PROBLEM — From the entries below, gather every line containing the string "органов".
************
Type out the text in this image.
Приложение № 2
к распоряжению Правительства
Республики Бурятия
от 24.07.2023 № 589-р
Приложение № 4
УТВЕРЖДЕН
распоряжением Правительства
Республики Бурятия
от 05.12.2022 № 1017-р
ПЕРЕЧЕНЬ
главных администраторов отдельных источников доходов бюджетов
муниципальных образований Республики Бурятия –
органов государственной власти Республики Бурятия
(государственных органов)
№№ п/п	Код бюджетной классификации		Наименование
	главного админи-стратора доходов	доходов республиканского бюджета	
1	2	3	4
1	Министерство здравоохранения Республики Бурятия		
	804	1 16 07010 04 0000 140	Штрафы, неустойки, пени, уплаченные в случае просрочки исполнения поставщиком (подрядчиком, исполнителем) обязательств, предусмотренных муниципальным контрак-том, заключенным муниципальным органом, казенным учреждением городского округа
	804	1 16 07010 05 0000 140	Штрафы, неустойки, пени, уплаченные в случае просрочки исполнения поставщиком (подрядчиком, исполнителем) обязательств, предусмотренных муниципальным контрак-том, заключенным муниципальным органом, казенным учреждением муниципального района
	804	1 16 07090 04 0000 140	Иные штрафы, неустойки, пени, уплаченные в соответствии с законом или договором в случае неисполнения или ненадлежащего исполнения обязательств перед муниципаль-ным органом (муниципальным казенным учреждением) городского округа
************
RESULT —
органов государственной власти Республики Бурятия
(государственных органов)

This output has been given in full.